練習問題 ->
1. ボーケイ フォージドの試打記事から、「打感はもちろんいいけど、それ以上にスピン性能に驚いた」から「岩﨑 うーん、外観からはまったく想像できません。」までをそのまま引用してください。
2. ボーケイ フォージドの試打記事で、グリーンサイドからの試打に使われたウェッジのロフトは何度ですか。

対象の文章 ->
打感はもちろんいいけど、それ以上にスピン性能に驚いた
試打を担当したのは岩﨑桂介プロ。初代発売当時からボーケイを使い続け、その性能を良く知るプロの一人だ。

岩﨑桂介(いわさき けいすけ)。1978年生まれ。ボーケイひと筋のツアープレーヤー
――打つ前に、まずは見た目の印象はいかがでしょう。
岩﨑 ものすごくデザインがシンプルですね。ここまでシンプルなものは、いまだかつてなかったんじゃないですか? いかにも“フォージド”という感じでカッコいい。
――それでいて、ヘッドの中にはチタンとタングステンが配置されていて、番手ごとに最適な重心位置を実現しているそうです。

シンプルなデザインの「ボーケイ フォージド」。番手ごとに異なる配分のタングステンとチタンが内蔵され、SM10同様、最適な重心位置を実現している
岩﨑 うーん、外観からはまったく想像できません。
ボーケイ フォージドは日本専用設計なので、SM10と形状も少し異なりますね。ややグースが入っていて、ボールを包み込む感じ。ロフトが52度より小さいものでは、刃のストレート感が強くなってスクエアに構えやすくなっています。

ややグースが利いた形状は、日本専用設計のボーケイ フォージドならでは。最新作ではトップブレードが薄くなり、リーディングエッジのストレート感が増している(画像は58度)
――ボーケイ フォージドの形状は、ボブ・ボーケイ氏も大のお気に入りらしいです。では、打っていただいて印象を聞かせてください。グリーンサイドから58度(Kグラインド・バウンス08)でお願いします。
岩﨑 まず打感ですが、フォージドらしく軟らかいですね。ボールがフェースに“乗る”感じが強い。それはスピンにも表れます。ピンまで15ヤード程度の短い距離でも、2バウンド目でキュッとブレーキがかかる。
――確かにすごいスピン性能ですね! 見ていて楽しくなります。

収集データ ->
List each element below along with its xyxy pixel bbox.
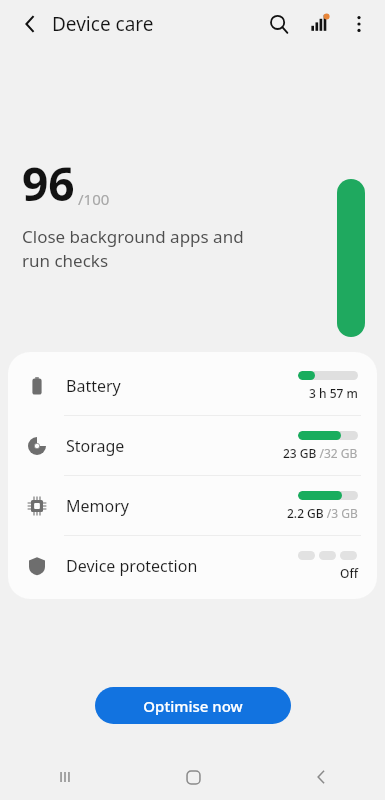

各問の解答 ->
1.
打感はもちろんいいけど、それ以上にスピン性能に驚いた
試打を担当したのは岩﨑桂介プロ。初代発売当時からボーケイを使い続け、その性能を良く知るプロの一人だ。

岩﨑桂介(いわさき けいすけ)。1978年生まれ。ボーケイひと筋のツアープレーヤー
――打つ前に、まずは見た目の印象はいかがでしょう。
岩﨑 ものすごくデザインがシンプルですね。ここまでシンプルなものは、いまだかつてなかったんじゃないですか? いかにも“フォージド”という感じでカッコいい。
――それでいて、ヘッドの中にはチタンとタングステンが配置されていて、番手ごとに最適な重心位置を実現しているそうです。

シンプルなデザインの「ボーケイ フォージド」。番手ごとに異なる配分のタングステンとチタンが内蔵され、SM10同様、最適な重心位置を実現している
岩﨑 うーん、外観からはまったく想像できません。

2. 58度